→ **Required task**: Your task is to repeat the entries exactly. Leave the pictures out.

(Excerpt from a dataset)

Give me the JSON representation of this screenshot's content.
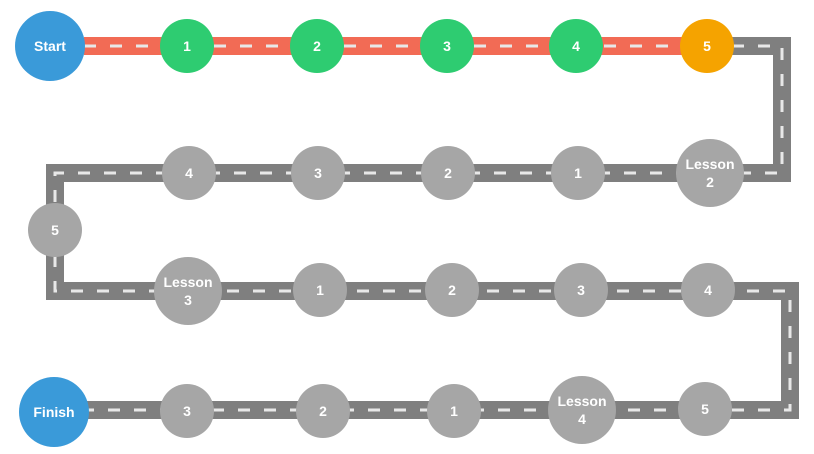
{
  "colors": {
    "start_finish": "#3a9ad9",
    "completed": "#2ecc71",
    "current": "#f5a300",
    "locked": "#a6a6a6",
    "road_done": "#f26b55",
    "road_todo": "#7f7f7f",
    "dash": "#e8e8e8",
    "text": "#ffffff"
  },
  "nodes": {
    "start": "Start",
    "finish": "Finish",
    "r1": [
      "1",
      "2",
      "3",
      "4",
      "5"
    ],
    "r2_lesson_line1": "Lesson",
    "r2_lesson_line2": "2",
    "r2": [
      "1",
      "2",
      "3",
      "4"
    ],
    "side_left": "5",
    "r3_lesson_line1": "Lesson",
    "r3_lesson_line2": "3",
    "r3": [
      "1",
      "2",
      "3",
      "4"
    ],
    "r4_lesson_line1": "Lesson",
    "r4_lesson_line2": "4",
    "r4": [
      "5",
      "1",
      "2",
      "3"
    ]
  }
}
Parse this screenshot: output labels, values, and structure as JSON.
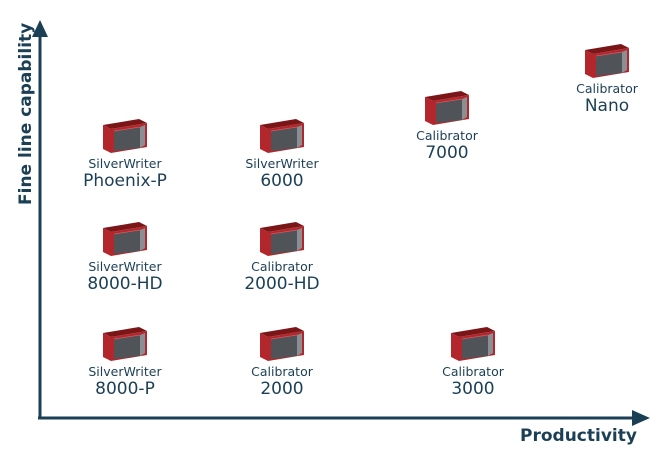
{
  "axes": {
    "x_title": "Productivity",
    "y_title": "Fine line capability",
    "color": "#1b3f55"
  },
  "colors": {
    "machine_frame": "#b3262b",
    "machine_dark": "#7a1518",
    "machine_panel": "#505358",
    "machine_panel_side": "#8b8f94"
  },
  "products": [
    {
      "brand": "SilverWriter",
      "model": "Phoenix-P",
      "icon": "printer-machine-icon"
    },
    {
      "brand": "SilverWriter",
      "model": "6000",
      "icon": "printer-machine-icon"
    },
    {
      "brand": "Calibrator",
      "model": "7000",
      "icon": "printer-machine-icon"
    },
    {
      "brand": "Calibrator",
      "model": "Nano",
      "icon": "printer-machine-icon"
    },
    {
      "brand": "SilverWriter",
      "model": "8000-HD",
      "icon": "printer-machine-icon"
    },
    {
      "brand": "Calibrator",
      "model": "2000-HD",
      "icon": "printer-machine-icon"
    },
    {
      "brand": "SilverWriter",
      "model": "8000-P",
      "icon": "printer-machine-icon"
    },
    {
      "brand": "Calibrator",
      "model": "2000",
      "icon": "printer-machine-icon"
    },
    {
      "brand": "Calibrator",
      "model": "3000",
      "icon": "printer-machine-icon"
    }
  ]
}
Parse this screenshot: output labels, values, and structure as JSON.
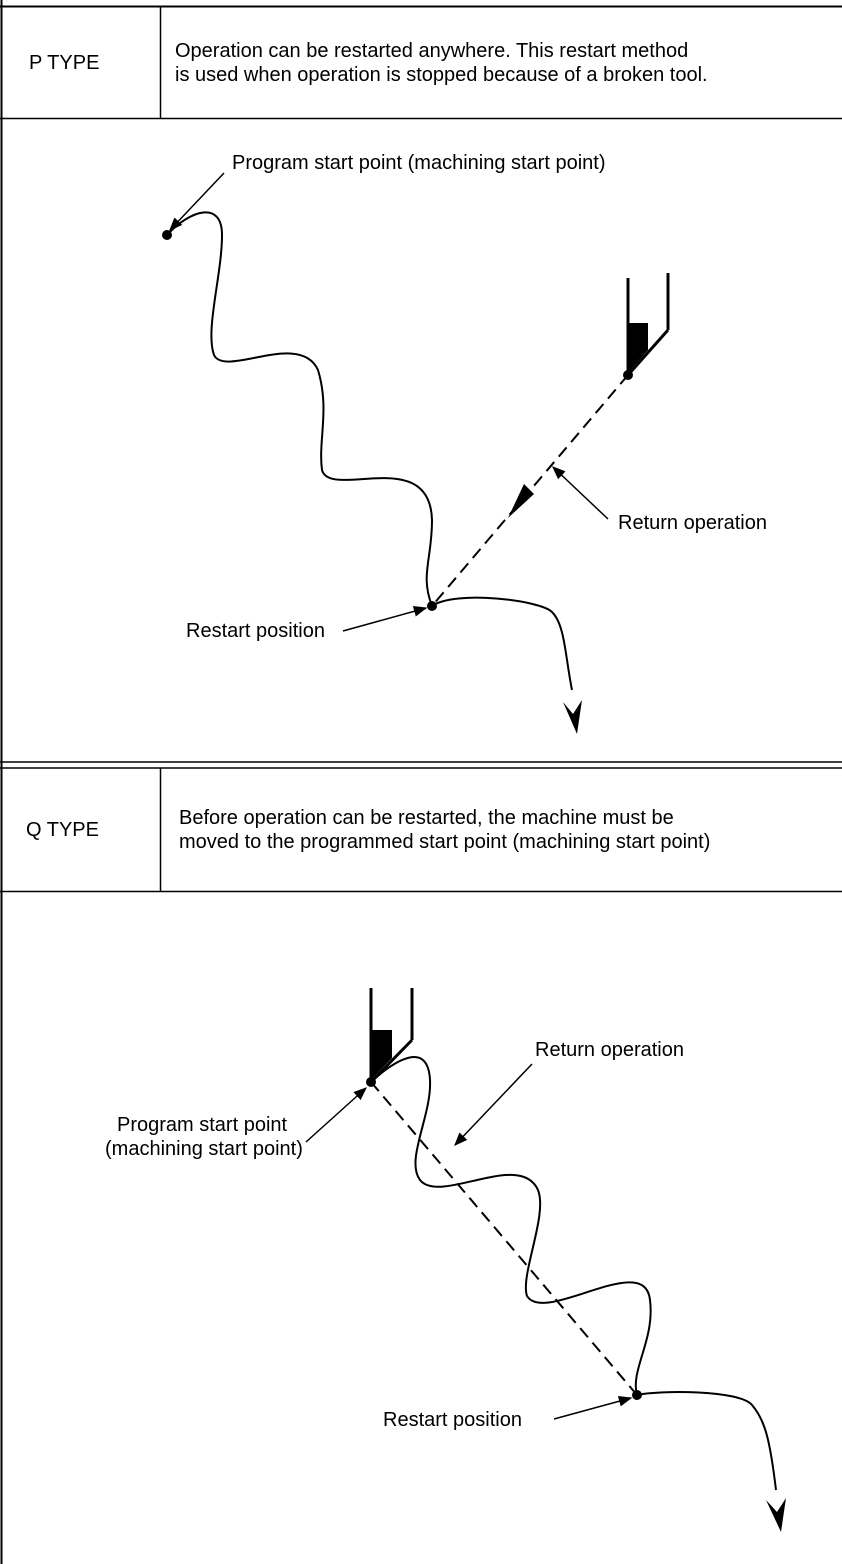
{
  "p_type": {
    "type_label": "P TYPE",
    "description_line1": "Operation can be restarted anywhere.  This restart method",
    "description_line2": "is used when operation is stopped because of a broken tool.",
    "diagram": {
      "program_start_label": "Program start point (machining start point)",
      "return_operation_label": "Return operation",
      "restart_position_label": "Restart position"
    }
  },
  "q_type": {
    "type_label": "Q TYPE",
    "description_line1": "Before operation can be restarted, the machine must be",
    "description_line2": "moved to the programmed start point (machining start point)",
    "diagram": {
      "program_start_label_line1": "Program start point",
      "program_start_label_line2": "(machining start point)",
      "return_operation_label": "Return operation",
      "restart_position_label": "Restart position"
    }
  },
  "colors": {
    "line": "#000000",
    "background": "#ffffff"
  }
}
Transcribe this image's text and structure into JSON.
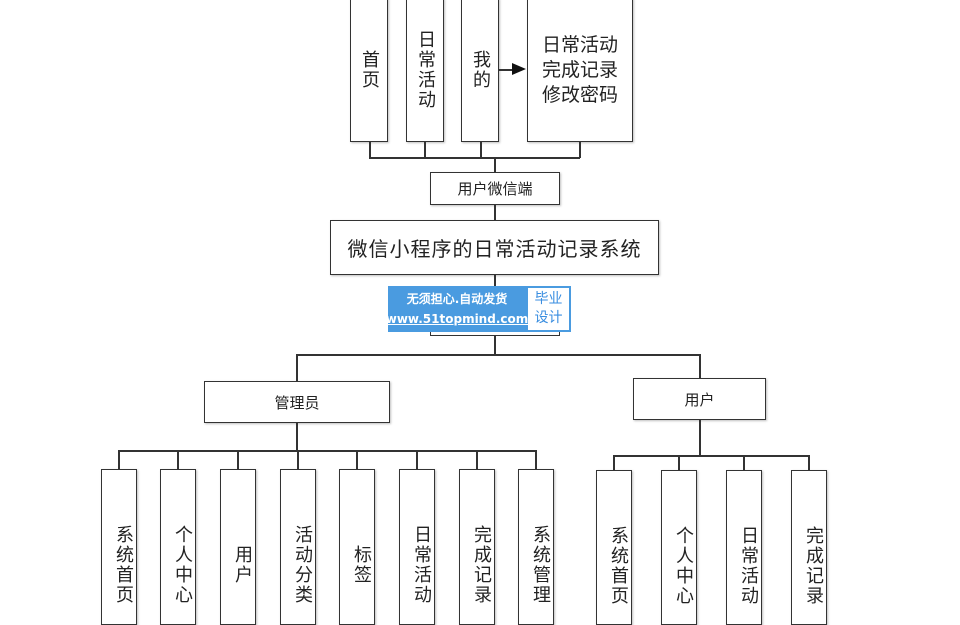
{
  "top_pages": [
    {
      "label": "首页"
    },
    {
      "label": "日常活动"
    },
    {
      "label": "我的"
    }
  ],
  "mine_details": [
    "日常活动",
    "完成记录",
    "修改密码"
  ],
  "user_client": "用户微信端",
  "system_title": "微信小程序的日常活动记录系统",
  "watermark": {
    "line1": "无须担心.自动发货",
    "line2": "www.51topmind.com",
    "badge1": "毕业",
    "badge2": "设计",
    "color": "#4a9be0"
  },
  "admin": {
    "label": "管理员",
    "items": [
      "系统首页",
      "个人中心",
      "用户",
      "活动分类",
      "标签",
      "日常活动",
      "完成记录",
      "系统管理"
    ]
  },
  "user": {
    "label": "用户",
    "items": [
      "系统首页",
      "个人中心",
      "日常活动",
      "完成记录"
    ]
  }
}
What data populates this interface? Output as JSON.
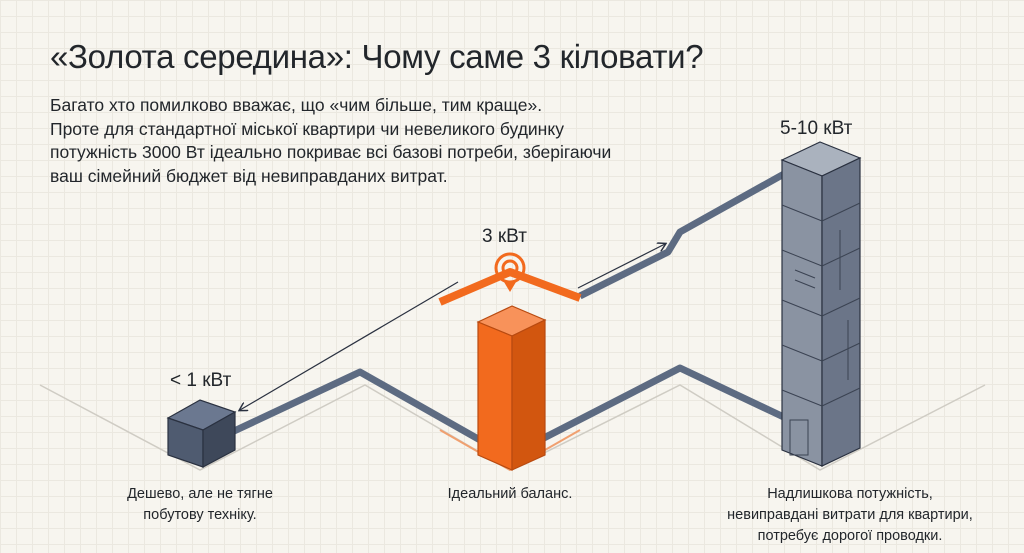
{
  "title": "«Золота середина»: Чому саме 3 кіловати?",
  "intro": [
    "Багато хто помилково вважає, що «чим більше, тим краще».",
    "Проте для стандартної міської квартири чи невеликого будинку",
    "потужність 3000 Вт ідеально покриває всі базові потреби, зберігаючи",
    "ваш сімейний бюджет від невиправданих витрат."
  ],
  "options": [
    {
      "label": "< 1 кВт",
      "caption": [
        "Дешево, але не тягне",
        "побутову техніку."
      ],
      "color": "#4f5b70"
    },
    {
      "label": "3 кВт",
      "caption": [
        "Ідеальний баланс."
      ],
      "color": "#f26a1e"
    },
    {
      "label": "5-10 кВт",
      "caption": [
        "Надлишкова потужність,",
        "невиправдані витрати для квартири,",
        "потребує дорогої проводки."
      ],
      "color": "#7d8796"
    }
  ]
}
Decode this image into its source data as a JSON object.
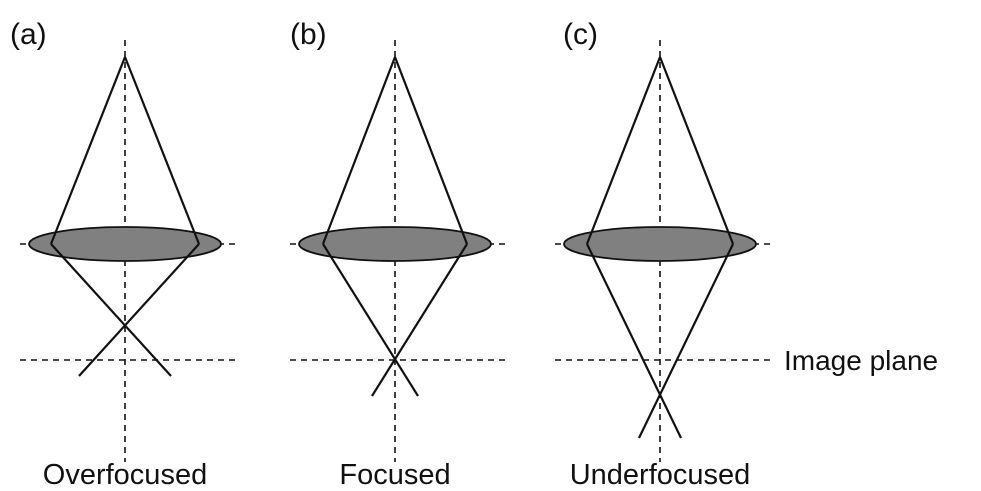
{
  "colors": {
    "background": "#ffffff",
    "ink": "#111111",
    "lens_fill": "#808080"
  },
  "image_plane_label": "Image plane",
  "panels": [
    {
      "label": "(a)",
      "caption": "Overfocused"
    },
    {
      "label": "(b)",
      "caption": "Focused"
    },
    {
      "label": "(c)",
      "caption": "Underfocused"
    }
  ]
}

→ **Result of this exercise**:
Give me the JSON representation of this screenshot's content.
{
  "colors": {
    "start_finish": "#3a9ad9",
    "completed": "#2ecc71",
    "current": "#f5a300",
    "locked": "#a6a6a6",
    "road_done": "#f26b55",
    "road_todo": "#7f7f7f",
    "dash": "#e8e8e8",
    "text": "#ffffff"
  },
  "nodes": {
    "start": "Start",
    "finish": "Finish",
    "r1": [
      "1",
      "2",
      "3",
      "4",
      "5"
    ],
    "r2_lesson_line1": "Lesson",
    "r2_lesson_line2": "2",
    "r2": [
      "1",
      "2",
      "3",
      "4"
    ],
    "side_left": "5",
    "r3_lesson_line1": "Lesson",
    "r3_lesson_line2": "3",
    "r3": [
      "1",
      "2",
      "3",
      "4"
    ],
    "r4_lesson_line1": "Lesson",
    "r4_lesson_line2": "4",
    "r4": [
      "5",
      "1",
      "2",
      "3"
    ]
  }
}
Parse this screenshot: output labels, values, and structure as JSON.
{
  "axes": {
    "x_title": "Productivity",
    "y_title": "Fine line capability",
    "color": "#1b3f55"
  },
  "colors": {
    "machine_frame": "#b3262b",
    "machine_dark": "#7a1518",
    "machine_panel": "#505358",
    "machine_panel_side": "#8b8f94"
  },
  "products": [
    {
      "brand": "SilverWriter",
      "model": "Phoenix-P",
      "icon": "printer-machine-icon"
    },
    {
      "brand": "SilverWriter",
      "model": "6000",
      "icon": "printer-machine-icon"
    },
    {
      "brand": "Calibrator",
      "model": "7000",
      "icon": "printer-machine-icon"
    },
    {
      "brand": "Calibrator",
      "model": "Nano",
      "icon": "printer-machine-icon"
    },
    {
      "brand": "SilverWriter",
      "model": "8000-HD",
      "icon": "printer-machine-icon"
    },
    {
      "brand": "Calibrator",
      "model": "2000-HD",
      "icon": "printer-machine-icon"
    },
    {
      "brand": "SilverWriter",
      "model": "8000-P",
      "icon": "printer-machine-icon"
    },
    {
      "brand": "Calibrator",
      "model": "2000",
      "icon": "printer-machine-icon"
    },
    {
      "brand": "Calibrator",
      "model": "3000",
      "icon": "printer-machine-icon"
    }
  ]
}
Parse this screenshot: output labels, values, and structure as JSON.
{
  "p_type": {
    "type_label": "P TYPE",
    "description_line1": "Operation can be restarted anywhere.  This restart method",
    "description_line2": "is used when operation is stopped because of a broken tool.",
    "diagram": {
      "program_start_label": "Program start point (machining start point)",
      "return_operation_label": "Return operation",
      "restart_position_label": "Restart position"
    }
  },
  "q_type": {
    "type_label": "Q TYPE",
    "description_line1": "Before operation can be restarted, the machine must be",
    "description_line2": "moved to the programmed start point (machining start point)",
    "diagram": {
      "program_start_label_line1": "Program start point",
      "program_start_label_line2": "(machining start point)",
      "return_operation_label": "Return operation",
      "restart_position_label": "Restart position"
    }
  },
  "colors": {
    "line": "#000000",
    "background": "#ffffff"
  }
}
Transcribe this image's text and structure into JSON.
{
  "top_pages": [
    {
      "label": "首页"
    },
    {
      "label": "日常活动"
    },
    {
      "label": "我的"
    }
  ],
  "mine_details": [
    "日常活动",
    "完成记录",
    "修改密码"
  ],
  "user_client": "用户微信端",
  "system_title": "微信小程序的日常活动记录系统",
  "watermark": {
    "line1": "无须担心.自动发货",
    "line2": "www.51topmind.com",
    "badge1": "毕业",
    "badge2": "设计",
    "color": "#4a9be0"
  },
  "admin": {
    "label": "管理员",
    "items": [
      "系统首页",
      "个人中心",
      "用户",
      "活动分类",
      "标签",
      "日常活动",
      "完成记录",
      "系统管理"
    ]
  },
  "user": {
    "label": "用户",
    "items": [
      "系统首页",
      "个人中心",
      "日常活动",
      "完成记录"
    ]
  }
}
What data populates this interface? Output as JSON.
{
  "title": "«Золота середина»: Чому саме 3 кіловати?",
  "intro": [
    "Багато хто помилково вважає, що «чим більше, тим краще».",
    "Проте для стандартної міської квартири чи невеликого будинку",
    "потужність 3000 Вт ідеально покриває всі базові потреби, зберігаючи",
    "ваш сімейний бюджет від невиправданих витрат."
  ],
  "options": [
    {
      "label": "< 1 кВт",
      "caption": [
        "Дешево, але не тягне",
        "побутову техніку."
      ],
      "color": "#4f5b70"
    },
    {
      "label": "3 кВт",
      "caption": [
        "Ідеальний баланс."
      ],
      "color": "#f26a1e"
    },
    {
      "label": "5-10 кВт",
      "caption": [
        "Надлишкова потужність,",
        "невиправдані витрати для квартири,",
        "потребує дорогої проводки."
      ],
      "color": "#7d8796"
    }
  ]
}
Decode this image into its source data as a JSON object.
{
  "colors": {
    "background": "#ffffff",
    "ink": "#111111",
    "lens_fill": "#808080"
  },
  "image_plane_label": "Image plane",
  "panels": [
    {
      "label": "(a)",
      "caption": "Overfocused"
    },
    {
      "label": "(b)",
      "caption": "Focused"
    },
    {
      "label": "(c)",
      "caption": "Underfocused"
    }
  ]
}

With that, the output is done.